* _Instruction_: Look through the entries below and count the lines with the word "verified" in them; give only the number.

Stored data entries

____________

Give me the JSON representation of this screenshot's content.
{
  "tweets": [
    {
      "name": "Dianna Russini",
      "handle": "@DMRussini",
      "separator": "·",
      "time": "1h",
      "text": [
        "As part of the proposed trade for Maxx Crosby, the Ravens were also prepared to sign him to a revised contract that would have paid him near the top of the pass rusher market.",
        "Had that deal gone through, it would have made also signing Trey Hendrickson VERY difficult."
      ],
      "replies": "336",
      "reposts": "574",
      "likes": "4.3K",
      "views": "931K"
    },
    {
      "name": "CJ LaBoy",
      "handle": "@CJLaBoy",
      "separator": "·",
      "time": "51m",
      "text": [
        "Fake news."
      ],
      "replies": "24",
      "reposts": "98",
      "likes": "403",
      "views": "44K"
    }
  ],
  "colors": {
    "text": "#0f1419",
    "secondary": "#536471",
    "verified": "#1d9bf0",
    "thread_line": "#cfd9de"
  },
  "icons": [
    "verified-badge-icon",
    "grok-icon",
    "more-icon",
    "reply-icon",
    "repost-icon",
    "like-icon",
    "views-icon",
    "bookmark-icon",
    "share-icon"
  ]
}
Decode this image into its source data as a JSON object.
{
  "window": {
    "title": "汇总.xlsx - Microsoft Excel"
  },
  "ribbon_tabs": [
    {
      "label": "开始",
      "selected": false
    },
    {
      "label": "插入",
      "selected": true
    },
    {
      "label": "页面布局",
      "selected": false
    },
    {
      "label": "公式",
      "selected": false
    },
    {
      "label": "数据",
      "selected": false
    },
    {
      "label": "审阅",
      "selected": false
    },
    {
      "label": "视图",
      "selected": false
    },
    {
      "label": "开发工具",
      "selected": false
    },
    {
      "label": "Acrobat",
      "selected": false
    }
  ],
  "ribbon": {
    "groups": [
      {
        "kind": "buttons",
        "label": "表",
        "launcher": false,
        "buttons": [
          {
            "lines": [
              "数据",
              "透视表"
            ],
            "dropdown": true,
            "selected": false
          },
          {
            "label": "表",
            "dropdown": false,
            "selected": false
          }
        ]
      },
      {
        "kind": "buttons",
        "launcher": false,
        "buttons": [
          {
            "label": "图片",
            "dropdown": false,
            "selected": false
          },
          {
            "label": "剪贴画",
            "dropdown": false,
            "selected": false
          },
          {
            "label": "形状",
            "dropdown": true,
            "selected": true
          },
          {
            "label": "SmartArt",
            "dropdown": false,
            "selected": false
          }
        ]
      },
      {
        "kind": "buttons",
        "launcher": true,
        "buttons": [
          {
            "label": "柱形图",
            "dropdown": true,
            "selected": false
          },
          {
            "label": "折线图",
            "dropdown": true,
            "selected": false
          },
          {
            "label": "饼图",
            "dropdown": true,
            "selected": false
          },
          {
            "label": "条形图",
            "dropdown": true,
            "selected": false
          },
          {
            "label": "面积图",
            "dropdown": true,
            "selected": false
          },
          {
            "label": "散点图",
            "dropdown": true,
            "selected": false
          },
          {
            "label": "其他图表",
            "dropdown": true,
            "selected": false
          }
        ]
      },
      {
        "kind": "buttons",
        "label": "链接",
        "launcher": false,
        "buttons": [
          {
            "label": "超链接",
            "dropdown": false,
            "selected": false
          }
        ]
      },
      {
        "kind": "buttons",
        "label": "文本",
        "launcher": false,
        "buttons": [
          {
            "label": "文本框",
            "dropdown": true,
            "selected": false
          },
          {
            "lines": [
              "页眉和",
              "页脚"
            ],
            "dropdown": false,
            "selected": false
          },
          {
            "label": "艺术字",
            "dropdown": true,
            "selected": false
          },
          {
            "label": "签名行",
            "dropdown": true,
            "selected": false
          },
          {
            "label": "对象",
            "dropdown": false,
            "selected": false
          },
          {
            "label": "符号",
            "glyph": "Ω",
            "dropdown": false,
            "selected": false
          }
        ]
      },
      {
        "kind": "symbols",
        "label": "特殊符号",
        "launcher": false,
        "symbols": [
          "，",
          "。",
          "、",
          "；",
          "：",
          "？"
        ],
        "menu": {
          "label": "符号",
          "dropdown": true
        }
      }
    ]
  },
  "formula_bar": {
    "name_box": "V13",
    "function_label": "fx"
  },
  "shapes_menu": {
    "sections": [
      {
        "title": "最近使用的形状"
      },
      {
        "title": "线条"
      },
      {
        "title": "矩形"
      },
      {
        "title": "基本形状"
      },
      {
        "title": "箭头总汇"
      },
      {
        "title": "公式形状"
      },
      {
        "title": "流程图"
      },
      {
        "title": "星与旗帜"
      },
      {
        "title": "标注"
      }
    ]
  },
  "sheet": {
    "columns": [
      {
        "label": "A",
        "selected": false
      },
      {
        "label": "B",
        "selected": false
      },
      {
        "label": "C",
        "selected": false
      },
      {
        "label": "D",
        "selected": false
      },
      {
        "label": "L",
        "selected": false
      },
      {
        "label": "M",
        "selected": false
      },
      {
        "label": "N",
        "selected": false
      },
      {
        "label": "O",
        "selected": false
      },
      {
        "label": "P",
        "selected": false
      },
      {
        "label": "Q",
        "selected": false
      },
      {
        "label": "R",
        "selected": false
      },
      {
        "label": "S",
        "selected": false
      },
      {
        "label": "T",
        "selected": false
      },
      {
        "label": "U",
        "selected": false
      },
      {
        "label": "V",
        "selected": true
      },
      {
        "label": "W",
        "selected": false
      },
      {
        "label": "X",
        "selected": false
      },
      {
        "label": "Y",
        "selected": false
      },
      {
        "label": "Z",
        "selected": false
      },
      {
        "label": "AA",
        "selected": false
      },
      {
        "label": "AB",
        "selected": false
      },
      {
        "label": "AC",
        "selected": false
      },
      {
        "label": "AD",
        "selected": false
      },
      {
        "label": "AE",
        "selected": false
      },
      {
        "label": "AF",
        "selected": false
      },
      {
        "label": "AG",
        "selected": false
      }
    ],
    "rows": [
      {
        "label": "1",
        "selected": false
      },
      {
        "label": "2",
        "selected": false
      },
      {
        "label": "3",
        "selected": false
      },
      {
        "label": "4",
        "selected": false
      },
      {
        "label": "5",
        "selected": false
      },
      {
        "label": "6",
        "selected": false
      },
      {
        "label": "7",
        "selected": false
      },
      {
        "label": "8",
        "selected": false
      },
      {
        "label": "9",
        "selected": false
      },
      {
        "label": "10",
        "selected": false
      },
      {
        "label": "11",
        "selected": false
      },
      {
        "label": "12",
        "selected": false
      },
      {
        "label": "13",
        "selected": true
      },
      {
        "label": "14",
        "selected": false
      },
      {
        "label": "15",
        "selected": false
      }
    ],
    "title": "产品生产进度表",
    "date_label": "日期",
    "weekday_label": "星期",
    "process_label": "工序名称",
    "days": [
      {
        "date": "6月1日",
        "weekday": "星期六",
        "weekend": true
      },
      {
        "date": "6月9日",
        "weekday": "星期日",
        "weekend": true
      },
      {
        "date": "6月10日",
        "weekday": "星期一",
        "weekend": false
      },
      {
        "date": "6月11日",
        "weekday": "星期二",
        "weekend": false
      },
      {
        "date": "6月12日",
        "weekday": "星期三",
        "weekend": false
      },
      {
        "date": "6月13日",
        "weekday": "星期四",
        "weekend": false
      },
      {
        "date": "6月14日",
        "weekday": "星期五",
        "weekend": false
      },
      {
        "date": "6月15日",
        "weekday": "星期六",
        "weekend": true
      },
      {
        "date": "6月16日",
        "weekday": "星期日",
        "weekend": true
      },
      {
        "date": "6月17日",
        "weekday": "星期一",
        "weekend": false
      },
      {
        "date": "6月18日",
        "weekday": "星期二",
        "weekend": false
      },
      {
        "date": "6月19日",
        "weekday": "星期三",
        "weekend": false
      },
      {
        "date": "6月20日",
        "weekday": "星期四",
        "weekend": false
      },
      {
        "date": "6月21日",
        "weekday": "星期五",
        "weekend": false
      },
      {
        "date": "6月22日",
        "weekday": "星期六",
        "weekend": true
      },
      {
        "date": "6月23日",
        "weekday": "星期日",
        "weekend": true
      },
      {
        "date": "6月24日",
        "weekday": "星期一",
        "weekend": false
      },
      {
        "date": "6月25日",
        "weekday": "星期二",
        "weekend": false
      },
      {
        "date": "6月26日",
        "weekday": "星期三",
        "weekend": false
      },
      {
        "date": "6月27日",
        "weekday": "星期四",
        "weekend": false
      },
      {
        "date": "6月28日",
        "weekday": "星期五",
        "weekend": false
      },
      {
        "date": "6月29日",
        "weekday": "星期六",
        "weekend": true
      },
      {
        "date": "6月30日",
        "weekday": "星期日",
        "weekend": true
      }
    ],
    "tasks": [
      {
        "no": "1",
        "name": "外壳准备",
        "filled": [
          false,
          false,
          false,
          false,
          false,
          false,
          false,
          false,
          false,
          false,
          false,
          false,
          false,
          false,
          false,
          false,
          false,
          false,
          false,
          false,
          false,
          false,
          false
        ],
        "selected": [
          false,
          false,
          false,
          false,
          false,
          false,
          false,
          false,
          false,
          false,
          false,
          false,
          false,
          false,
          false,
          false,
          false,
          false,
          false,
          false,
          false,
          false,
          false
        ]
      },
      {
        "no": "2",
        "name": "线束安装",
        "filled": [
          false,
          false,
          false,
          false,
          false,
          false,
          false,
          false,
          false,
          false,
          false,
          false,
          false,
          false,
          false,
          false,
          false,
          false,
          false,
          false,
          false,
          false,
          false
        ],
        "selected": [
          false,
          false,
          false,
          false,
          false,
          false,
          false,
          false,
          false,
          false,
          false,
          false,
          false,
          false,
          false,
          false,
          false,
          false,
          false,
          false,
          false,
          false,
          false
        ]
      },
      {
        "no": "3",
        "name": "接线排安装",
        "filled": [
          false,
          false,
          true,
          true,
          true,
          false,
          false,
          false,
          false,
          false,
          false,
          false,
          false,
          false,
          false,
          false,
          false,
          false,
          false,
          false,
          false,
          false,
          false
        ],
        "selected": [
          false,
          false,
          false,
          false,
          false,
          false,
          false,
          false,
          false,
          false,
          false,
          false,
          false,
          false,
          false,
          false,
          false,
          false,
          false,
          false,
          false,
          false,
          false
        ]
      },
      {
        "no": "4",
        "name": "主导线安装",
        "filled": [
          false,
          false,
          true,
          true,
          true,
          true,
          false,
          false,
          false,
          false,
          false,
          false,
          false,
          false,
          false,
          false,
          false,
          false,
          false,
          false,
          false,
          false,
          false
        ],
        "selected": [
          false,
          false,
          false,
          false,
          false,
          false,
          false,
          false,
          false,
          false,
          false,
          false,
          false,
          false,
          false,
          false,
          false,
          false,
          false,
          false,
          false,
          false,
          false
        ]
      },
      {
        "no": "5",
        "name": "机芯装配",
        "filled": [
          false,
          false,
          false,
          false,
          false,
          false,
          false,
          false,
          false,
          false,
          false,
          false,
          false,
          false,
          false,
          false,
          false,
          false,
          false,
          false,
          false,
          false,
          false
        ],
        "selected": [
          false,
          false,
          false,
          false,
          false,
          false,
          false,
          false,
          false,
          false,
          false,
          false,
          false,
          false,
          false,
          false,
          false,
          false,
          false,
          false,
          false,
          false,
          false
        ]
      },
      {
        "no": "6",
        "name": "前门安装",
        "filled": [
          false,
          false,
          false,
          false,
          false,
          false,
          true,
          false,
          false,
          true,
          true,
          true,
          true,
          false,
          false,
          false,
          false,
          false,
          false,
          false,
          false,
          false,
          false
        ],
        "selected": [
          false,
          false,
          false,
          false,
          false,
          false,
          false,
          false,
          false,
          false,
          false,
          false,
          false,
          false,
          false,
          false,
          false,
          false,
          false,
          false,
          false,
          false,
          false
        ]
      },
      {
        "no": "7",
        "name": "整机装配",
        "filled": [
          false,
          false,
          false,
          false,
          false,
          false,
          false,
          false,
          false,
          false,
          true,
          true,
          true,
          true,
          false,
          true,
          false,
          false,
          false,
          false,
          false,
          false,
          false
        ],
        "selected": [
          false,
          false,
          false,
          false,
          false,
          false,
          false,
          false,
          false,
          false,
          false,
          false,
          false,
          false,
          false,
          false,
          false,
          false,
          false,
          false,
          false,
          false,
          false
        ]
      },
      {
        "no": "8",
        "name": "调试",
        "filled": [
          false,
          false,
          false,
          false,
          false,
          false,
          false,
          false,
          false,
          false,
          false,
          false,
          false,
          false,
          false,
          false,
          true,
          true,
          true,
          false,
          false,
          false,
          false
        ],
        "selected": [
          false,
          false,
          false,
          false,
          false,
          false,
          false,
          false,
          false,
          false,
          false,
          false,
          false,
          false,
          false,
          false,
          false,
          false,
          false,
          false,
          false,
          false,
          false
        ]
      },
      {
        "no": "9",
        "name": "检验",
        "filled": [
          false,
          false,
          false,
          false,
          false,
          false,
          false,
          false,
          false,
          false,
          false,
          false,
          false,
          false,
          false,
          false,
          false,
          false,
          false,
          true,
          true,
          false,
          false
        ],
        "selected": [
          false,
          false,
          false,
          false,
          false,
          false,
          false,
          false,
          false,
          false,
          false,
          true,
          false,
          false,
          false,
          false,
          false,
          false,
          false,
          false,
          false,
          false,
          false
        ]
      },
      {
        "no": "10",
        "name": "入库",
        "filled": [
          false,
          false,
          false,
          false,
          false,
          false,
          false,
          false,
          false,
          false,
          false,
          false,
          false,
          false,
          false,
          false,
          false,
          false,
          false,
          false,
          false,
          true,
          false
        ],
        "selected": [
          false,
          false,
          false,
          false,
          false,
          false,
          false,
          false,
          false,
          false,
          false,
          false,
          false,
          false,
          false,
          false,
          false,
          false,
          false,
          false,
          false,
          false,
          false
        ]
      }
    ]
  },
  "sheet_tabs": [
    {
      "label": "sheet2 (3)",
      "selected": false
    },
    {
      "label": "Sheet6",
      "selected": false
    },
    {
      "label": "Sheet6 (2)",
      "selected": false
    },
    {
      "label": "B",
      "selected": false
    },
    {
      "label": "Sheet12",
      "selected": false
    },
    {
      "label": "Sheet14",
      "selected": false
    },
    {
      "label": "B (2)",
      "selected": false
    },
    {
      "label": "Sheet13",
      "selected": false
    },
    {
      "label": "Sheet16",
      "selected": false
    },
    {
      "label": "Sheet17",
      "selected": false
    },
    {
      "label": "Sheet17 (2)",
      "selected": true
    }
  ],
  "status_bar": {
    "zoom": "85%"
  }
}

____________

* _The completed task_: 2